• **Work to do**:
Check every line for the word "Pearson" and state how many lines have it. Reply with the number alone.
=====
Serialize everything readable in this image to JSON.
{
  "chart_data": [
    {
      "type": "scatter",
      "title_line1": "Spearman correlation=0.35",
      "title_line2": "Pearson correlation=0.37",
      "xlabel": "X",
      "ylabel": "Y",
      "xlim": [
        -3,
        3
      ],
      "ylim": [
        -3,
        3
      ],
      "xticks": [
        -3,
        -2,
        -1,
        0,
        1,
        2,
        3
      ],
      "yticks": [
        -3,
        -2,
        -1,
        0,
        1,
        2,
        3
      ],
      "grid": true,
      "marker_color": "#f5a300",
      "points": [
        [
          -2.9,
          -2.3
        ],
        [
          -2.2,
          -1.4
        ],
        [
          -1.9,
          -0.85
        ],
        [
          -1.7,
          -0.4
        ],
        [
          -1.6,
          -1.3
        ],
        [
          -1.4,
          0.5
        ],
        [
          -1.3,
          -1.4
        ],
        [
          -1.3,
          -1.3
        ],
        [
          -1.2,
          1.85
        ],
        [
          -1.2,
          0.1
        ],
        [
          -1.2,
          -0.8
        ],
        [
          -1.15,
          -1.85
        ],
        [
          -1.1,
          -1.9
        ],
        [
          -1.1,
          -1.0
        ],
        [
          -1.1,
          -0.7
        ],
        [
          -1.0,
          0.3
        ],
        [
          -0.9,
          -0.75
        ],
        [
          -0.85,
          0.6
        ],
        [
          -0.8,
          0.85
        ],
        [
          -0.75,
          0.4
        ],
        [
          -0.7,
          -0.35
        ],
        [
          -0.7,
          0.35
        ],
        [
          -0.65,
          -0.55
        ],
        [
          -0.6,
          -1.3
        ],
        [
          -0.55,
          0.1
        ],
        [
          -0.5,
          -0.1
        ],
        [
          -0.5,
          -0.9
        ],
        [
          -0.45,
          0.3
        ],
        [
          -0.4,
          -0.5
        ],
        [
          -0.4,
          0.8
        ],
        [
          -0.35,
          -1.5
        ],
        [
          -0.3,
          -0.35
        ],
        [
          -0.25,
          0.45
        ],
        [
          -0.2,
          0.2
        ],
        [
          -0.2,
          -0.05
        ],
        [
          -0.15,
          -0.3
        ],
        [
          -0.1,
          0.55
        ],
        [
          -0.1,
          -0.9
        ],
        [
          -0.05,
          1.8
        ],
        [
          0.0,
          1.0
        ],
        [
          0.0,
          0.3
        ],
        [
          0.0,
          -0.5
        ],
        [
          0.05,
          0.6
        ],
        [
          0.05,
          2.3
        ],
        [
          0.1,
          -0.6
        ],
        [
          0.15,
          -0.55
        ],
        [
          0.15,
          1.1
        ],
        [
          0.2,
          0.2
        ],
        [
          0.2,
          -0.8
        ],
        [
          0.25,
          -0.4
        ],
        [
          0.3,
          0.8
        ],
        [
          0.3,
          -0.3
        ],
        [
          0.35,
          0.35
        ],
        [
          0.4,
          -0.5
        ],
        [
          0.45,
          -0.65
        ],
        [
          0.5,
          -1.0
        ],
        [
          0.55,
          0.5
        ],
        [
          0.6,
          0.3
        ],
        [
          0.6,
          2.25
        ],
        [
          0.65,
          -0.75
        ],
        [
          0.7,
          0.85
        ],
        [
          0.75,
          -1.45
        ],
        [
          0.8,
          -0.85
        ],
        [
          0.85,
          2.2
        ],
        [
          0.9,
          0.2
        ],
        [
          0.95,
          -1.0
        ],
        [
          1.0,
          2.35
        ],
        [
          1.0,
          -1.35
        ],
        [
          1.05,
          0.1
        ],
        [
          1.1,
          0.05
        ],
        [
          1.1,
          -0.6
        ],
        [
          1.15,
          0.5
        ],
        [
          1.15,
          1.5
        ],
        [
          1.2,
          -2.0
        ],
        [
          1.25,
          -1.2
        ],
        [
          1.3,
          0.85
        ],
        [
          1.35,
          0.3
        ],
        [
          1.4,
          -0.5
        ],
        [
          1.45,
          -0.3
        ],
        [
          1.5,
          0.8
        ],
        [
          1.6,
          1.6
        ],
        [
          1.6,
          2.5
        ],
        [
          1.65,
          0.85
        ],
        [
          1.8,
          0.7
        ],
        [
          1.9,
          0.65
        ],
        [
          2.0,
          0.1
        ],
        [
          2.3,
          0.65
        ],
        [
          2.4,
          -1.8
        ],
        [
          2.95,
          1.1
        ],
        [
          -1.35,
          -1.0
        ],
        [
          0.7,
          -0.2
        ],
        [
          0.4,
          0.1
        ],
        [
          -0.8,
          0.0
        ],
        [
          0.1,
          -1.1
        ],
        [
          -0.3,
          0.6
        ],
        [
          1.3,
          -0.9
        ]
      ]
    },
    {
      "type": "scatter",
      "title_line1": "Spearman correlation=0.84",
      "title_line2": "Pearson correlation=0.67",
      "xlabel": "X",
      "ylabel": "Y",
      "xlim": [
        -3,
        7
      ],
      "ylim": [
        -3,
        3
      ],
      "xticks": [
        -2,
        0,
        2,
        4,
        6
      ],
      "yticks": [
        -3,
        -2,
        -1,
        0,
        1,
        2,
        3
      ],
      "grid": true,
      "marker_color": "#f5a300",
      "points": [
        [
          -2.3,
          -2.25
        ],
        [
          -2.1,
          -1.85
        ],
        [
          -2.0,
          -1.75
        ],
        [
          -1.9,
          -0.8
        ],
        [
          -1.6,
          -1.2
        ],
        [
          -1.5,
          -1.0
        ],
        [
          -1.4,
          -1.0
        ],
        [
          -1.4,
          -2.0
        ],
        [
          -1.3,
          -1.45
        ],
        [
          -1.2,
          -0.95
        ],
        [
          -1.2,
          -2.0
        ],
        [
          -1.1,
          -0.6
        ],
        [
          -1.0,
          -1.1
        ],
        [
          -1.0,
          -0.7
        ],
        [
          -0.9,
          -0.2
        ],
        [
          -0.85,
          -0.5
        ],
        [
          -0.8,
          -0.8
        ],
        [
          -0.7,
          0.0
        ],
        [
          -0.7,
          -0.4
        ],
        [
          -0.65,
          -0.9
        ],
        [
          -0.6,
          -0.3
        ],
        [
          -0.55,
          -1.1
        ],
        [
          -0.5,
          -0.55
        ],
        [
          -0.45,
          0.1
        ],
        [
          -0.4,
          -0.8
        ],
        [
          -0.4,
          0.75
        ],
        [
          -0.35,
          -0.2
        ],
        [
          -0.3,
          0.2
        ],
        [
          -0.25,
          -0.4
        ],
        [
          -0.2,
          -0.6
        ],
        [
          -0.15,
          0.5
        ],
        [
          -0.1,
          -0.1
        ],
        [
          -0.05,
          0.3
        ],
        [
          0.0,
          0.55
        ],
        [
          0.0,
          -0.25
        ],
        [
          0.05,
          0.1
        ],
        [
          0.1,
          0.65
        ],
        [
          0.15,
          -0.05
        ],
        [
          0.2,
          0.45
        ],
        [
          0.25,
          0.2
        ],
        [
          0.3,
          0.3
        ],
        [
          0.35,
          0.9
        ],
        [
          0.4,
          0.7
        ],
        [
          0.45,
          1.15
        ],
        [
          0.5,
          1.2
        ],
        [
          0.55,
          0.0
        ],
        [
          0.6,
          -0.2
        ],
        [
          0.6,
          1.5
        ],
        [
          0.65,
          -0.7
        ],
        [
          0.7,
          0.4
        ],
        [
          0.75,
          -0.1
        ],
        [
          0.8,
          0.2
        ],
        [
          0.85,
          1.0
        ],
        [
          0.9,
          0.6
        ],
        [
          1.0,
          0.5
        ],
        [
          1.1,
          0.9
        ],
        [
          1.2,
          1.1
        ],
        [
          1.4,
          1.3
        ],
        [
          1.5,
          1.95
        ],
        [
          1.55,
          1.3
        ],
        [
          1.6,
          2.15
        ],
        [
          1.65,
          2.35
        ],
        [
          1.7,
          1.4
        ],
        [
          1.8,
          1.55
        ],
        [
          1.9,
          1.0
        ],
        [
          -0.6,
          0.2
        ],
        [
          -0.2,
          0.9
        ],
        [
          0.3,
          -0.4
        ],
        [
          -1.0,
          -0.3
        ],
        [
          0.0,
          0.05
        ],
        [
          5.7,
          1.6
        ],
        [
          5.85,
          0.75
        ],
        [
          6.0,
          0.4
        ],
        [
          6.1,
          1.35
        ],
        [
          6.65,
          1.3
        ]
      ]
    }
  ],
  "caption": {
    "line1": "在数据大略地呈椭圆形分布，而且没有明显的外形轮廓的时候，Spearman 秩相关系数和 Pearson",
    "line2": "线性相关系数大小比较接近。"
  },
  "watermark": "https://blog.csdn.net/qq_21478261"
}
=====
• **Finished answer**:
3